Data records
******************************
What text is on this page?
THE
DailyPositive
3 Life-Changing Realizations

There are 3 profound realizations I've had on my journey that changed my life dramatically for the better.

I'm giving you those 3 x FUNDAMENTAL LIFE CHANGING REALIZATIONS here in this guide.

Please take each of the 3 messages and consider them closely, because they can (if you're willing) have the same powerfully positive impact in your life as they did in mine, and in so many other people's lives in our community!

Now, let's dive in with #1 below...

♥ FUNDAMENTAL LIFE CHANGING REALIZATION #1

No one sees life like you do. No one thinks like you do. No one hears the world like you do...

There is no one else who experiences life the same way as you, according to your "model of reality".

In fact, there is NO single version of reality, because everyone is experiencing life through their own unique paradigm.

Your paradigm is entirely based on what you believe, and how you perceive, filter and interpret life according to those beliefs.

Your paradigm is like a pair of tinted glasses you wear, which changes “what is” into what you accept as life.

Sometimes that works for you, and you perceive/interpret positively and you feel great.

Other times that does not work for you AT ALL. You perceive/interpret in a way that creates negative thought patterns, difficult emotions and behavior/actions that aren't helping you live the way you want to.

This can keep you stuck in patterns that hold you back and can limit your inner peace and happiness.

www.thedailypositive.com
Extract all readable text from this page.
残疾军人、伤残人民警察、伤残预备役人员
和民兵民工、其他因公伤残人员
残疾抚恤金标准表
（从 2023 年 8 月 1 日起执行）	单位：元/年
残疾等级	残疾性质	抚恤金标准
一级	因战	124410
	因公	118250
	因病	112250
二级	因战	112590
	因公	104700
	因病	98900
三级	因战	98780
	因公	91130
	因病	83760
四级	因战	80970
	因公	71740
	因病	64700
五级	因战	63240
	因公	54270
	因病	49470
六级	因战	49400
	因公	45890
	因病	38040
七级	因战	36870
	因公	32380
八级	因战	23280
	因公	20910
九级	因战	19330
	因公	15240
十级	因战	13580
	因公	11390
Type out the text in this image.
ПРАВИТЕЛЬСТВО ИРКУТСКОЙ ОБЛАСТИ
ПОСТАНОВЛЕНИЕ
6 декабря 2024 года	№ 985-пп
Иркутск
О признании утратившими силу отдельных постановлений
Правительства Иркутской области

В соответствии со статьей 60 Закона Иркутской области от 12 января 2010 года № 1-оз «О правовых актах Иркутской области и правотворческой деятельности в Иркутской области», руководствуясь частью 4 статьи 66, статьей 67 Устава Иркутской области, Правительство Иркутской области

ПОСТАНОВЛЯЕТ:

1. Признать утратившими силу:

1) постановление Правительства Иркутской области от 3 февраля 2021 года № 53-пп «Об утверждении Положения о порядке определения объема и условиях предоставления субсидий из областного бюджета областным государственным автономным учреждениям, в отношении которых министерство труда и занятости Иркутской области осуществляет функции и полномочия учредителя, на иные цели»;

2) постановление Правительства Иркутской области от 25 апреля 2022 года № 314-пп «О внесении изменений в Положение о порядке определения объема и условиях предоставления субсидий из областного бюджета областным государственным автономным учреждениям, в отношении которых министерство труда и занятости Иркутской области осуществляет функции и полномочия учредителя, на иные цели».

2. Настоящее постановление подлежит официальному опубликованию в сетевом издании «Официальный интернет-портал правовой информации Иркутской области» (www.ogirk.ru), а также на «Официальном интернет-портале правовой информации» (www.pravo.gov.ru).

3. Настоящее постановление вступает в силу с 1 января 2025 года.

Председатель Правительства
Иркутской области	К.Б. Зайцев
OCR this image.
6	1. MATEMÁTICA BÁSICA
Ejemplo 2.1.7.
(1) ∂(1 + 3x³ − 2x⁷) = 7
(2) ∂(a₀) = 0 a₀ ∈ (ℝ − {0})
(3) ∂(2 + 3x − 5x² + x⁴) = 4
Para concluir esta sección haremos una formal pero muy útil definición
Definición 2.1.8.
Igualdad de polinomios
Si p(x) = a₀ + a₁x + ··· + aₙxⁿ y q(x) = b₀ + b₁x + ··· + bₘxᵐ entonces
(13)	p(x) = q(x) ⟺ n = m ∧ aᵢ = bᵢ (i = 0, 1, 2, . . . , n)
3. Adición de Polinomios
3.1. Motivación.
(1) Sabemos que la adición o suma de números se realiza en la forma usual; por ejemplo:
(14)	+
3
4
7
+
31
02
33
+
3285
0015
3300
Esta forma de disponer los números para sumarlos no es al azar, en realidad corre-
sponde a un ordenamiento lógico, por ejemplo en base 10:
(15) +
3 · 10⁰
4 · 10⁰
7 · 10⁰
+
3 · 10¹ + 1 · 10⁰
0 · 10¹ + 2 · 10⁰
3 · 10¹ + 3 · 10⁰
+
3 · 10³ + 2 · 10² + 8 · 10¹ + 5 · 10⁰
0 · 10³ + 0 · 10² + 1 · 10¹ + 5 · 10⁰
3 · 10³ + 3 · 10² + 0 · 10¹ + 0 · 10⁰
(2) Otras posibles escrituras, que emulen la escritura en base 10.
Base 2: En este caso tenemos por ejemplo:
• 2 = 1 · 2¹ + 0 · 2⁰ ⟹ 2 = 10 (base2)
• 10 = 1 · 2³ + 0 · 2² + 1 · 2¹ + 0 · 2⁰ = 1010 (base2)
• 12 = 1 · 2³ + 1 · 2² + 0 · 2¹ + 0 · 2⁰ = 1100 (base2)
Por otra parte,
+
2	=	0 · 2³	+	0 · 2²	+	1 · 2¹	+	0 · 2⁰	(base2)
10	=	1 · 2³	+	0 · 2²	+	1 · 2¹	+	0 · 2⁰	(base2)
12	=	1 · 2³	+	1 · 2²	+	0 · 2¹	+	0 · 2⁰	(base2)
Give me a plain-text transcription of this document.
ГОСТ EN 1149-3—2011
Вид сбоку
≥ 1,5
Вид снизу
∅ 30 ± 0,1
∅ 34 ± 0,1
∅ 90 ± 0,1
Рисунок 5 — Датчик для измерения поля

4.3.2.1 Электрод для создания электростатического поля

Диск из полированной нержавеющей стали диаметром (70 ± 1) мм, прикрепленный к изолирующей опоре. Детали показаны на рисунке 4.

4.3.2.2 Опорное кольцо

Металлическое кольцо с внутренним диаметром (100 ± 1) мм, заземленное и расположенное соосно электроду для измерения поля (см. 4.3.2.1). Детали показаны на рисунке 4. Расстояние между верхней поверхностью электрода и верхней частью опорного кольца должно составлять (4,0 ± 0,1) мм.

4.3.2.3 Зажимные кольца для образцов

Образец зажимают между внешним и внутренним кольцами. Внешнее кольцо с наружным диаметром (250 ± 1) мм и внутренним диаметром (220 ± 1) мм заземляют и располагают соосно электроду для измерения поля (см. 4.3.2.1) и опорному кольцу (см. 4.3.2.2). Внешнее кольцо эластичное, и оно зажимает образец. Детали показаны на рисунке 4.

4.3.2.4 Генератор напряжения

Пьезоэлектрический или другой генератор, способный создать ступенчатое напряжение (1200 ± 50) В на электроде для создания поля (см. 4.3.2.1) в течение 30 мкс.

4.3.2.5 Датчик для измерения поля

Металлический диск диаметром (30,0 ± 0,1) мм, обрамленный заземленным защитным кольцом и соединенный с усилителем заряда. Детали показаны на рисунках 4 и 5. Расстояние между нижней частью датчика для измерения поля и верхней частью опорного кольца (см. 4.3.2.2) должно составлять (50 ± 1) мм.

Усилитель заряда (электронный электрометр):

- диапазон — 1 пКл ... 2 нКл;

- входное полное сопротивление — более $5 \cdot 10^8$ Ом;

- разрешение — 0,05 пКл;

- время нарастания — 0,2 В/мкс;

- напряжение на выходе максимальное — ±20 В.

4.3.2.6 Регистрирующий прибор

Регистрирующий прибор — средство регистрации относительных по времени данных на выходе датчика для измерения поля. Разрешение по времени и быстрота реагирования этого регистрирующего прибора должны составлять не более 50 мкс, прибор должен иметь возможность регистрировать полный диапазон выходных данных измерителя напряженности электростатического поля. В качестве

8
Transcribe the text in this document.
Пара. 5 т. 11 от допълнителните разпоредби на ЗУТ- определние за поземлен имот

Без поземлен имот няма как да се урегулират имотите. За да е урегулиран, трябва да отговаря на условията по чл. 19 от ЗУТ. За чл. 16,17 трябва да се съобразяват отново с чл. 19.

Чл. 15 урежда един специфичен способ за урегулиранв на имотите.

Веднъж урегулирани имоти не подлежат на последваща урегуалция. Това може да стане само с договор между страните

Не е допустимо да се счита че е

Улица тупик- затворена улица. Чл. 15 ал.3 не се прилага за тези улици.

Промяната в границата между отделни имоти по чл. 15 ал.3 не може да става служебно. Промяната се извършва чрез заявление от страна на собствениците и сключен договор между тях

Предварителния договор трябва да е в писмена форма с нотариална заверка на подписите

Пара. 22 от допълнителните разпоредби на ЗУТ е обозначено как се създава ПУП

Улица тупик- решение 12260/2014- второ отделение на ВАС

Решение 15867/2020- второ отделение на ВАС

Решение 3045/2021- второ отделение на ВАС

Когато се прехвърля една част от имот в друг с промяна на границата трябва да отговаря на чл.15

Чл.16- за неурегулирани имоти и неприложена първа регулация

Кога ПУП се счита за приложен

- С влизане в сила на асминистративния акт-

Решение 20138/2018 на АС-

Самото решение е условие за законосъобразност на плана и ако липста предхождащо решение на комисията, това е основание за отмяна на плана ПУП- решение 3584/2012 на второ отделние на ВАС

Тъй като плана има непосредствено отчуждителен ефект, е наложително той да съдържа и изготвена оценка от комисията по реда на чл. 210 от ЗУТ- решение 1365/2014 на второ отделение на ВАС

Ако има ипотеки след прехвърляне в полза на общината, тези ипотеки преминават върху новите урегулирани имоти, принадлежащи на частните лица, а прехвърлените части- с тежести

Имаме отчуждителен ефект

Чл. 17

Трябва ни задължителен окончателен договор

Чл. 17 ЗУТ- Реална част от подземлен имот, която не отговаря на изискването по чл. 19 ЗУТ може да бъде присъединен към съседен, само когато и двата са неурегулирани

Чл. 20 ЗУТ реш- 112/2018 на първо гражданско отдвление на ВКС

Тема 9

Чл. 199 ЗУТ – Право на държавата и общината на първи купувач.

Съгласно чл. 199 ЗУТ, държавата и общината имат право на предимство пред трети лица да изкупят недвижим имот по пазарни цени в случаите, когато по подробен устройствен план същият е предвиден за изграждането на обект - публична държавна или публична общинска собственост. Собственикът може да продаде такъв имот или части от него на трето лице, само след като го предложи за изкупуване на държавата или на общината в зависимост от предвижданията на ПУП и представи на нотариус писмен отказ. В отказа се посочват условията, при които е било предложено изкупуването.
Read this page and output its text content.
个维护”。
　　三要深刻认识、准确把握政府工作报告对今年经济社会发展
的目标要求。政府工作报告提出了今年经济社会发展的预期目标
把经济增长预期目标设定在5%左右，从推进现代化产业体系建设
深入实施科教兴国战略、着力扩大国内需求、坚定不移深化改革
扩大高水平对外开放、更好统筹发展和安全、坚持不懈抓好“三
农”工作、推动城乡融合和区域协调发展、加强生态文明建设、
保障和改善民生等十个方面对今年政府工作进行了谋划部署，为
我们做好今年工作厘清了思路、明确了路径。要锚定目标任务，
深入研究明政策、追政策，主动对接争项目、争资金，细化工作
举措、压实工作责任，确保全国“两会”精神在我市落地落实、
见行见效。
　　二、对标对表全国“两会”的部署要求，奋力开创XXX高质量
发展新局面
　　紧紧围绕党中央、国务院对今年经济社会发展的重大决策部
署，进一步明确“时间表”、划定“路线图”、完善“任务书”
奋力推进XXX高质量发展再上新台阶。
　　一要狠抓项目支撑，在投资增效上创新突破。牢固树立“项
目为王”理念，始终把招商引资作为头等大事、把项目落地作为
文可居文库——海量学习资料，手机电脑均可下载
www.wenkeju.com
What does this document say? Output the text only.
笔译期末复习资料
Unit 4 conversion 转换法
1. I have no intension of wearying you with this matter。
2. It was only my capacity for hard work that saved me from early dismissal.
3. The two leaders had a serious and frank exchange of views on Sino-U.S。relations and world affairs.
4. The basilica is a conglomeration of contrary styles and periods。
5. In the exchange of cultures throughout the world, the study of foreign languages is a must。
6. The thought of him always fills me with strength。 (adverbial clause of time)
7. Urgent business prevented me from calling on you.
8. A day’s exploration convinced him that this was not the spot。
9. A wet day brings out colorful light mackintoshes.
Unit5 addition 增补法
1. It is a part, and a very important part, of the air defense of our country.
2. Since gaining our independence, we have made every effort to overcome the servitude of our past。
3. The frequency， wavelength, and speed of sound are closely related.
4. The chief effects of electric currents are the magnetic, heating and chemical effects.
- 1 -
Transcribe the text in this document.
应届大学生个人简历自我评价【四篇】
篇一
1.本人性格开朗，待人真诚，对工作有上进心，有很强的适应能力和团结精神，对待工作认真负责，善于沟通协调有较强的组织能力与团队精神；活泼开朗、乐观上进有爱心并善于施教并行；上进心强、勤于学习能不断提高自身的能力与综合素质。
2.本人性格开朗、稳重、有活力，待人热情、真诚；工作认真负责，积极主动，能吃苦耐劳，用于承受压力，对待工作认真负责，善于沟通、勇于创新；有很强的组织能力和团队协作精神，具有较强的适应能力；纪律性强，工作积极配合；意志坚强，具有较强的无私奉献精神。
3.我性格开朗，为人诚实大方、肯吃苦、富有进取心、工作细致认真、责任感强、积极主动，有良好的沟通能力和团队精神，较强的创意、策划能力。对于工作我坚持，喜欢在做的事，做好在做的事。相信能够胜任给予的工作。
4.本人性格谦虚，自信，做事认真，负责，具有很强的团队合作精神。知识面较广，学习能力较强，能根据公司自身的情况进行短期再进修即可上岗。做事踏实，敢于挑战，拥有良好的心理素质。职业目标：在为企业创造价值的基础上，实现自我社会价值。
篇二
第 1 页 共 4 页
******************************
SET EXERCISE: Work out how many lines of the listing above include "создания". Answer with the number and nothing more.

OUTPUT FOR THIS TASK: 2